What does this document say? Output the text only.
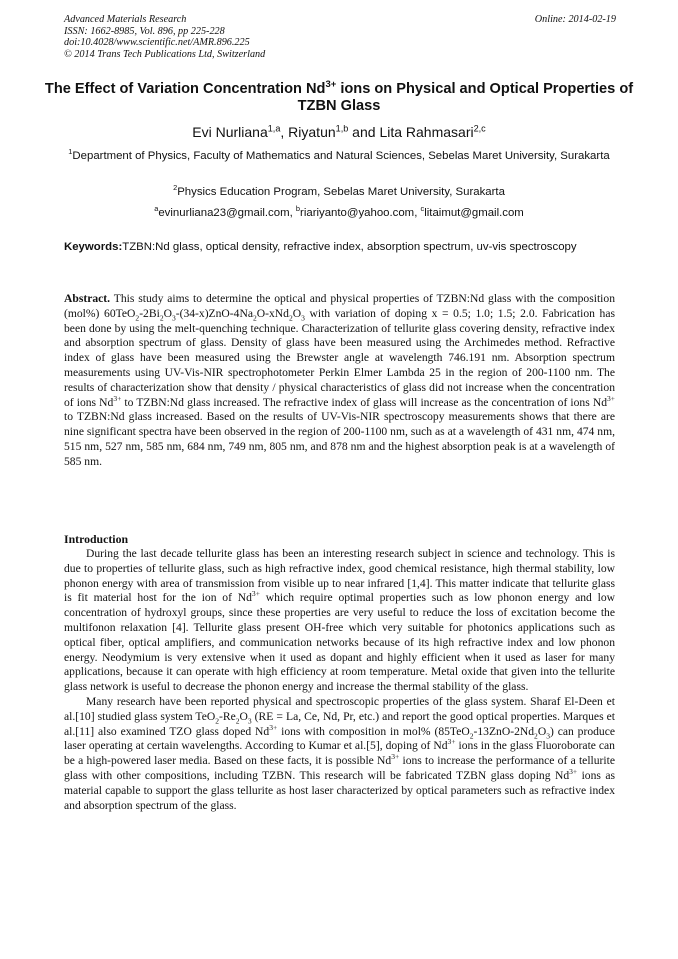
Advanced Materials Research
ISSN: 1662-8985, Vol. 896, pp 225-228
doi:10.4028/www.scientific.net/AMR.896.225
© 2014 Trans Tech Publications Ltd, Switzerland
Online: 2014-02-19
The Effect of Variation Concentration $Nd^{3+}$ ions on Physical and Optical Properties of TZBN Glass
Evi Nurliana$^{1,a}$, Riyatun$^{1,b}$ and Lita Rahmasari$^{2,c}$
$^1$Department of Physics, Faculty of Mathematics and Natural Sciences, Sebelas Maret University, Surakarta
$^2$Physics Education Program, Sebelas Maret University, Surakarta
$^a$evinurliana23@gmail.com, $^b$riariyanto@yahoo.com, $^c$litaimut@gmail.com
Keywords:TZBN:Nd glass, optical density, refractive index, absorption spectrum, uv-vis spectroscopy
Abstract. This study aims to determine the optical and physical properties of TZBN:Nd glass with the composition (mol%) $60TeO_2-2Bi_2O_3-(34-x)ZnO-4Na_2O-xNd_2O_3$ with variation of doping x = 0.5; 1.0; 1.5; 2.0. Fabrication has been done by using the melt-quenching technique. Characterization of tellurite glass covering density, refractive index and absorption spectrum of glass. Density of glass have been measured using the Archimedes method. Refractive index of glass have been measured using the Brewster angle at wavelength 746.191 nm. Absorption spectrum measurements using UV-Vis-NIR spectrophotometer Perkin Elmer Lambda 25 in the region of 200-1100 nm. The results of characterization show that density / physical characteristics of glass did not increase when the concentration of ions $Nd^{3+}$ to TZBN:Nd glass increased. The refractive index of glass will increase as the concentration of ions $Nd^{3+}$ to TZBN:Nd glass increased. Based on the results of UV-Vis-NIR spectroscopy measurements shows that there are nine significant spectra have been observed in the region of 200-1100 nm, such as at a wavelength of 431 nm, 474 nm, 515 nm, 527 nm, 585 nm, 684 nm, 749 nm, 805 nm, and 878 nm and the highest absorption peak is at a wavelength of 585 nm.
Introduction

During the last decade tellurite glass has been an interesting research subject in science and technology. This is due to properties of tellurite glass, such as high refractive index, good chemical resistance, high thermal stability, low phonon energy with area of transmission from visible up to near infrared [1,4]. This matter indicate that tellurite glass is fit material host for the ion of $Nd^{3+}$ which require optimal properties such as low phonon energy and low concentration of hydroxyl groups, since these properties are very useful to reduce the loss of excitation become the multifonon relaxation [4]. Tellurite glass present OH-free which very suitable for photonics applications such as optical fiber, optical amplifiers, and communication networks because of its high refractive index and low phonon energy. Neodymium is very extensive when it used as dopant and highly efficient when it used as laser for many applications, because it can operate with high efficiency at room temperature. Metal oxide that given into the tellurite glass network is useful to decrease the phonon energy and increase the thermal stability of the glass.

Many research have been reported physical and spectroscopic properties of the glass system. Sharaf El-Deen et al.[10] studied glass system $TeO_2-Re_2O_3$ (RE = La, Ce, Nd, Pr, etc.) and report the good optical properties. Marques et al.[11] also examined TZO glass doped $Nd^{3+}$ ions with composition in mol% $(85TeO_2-13ZnO-2Nd_2O_3)$ can produce laser operating at certain wavelengths. According to Kumar et al.[5], doping of $Nd^{3+}$ ions in the glass Fluoroborate can be a high-powered laser media. Based on these facts, it is possible $Nd^{3+}$ ions to increase the performance of a tellurite glass with other compositions, including TZBN. This research will be fabricated TZBN glass doping $Nd^{3+}$ ions as material capable to support the glass tellurite as host laser characterized by optical parameters such as refractive index and absorption spectrum of the glass.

■ ■ ■

WHAT TO PRODUCE:
Check each line above for "Physics" and return the ones that have it.

RESULT FOR THIS TASK:
$^1$Department of Physics, Faculty of Mathematics and Natural Sciences, Sebelas Maret University, Surakarta
$^2$Physics Education Program, Sebelas Maret University, Surakarta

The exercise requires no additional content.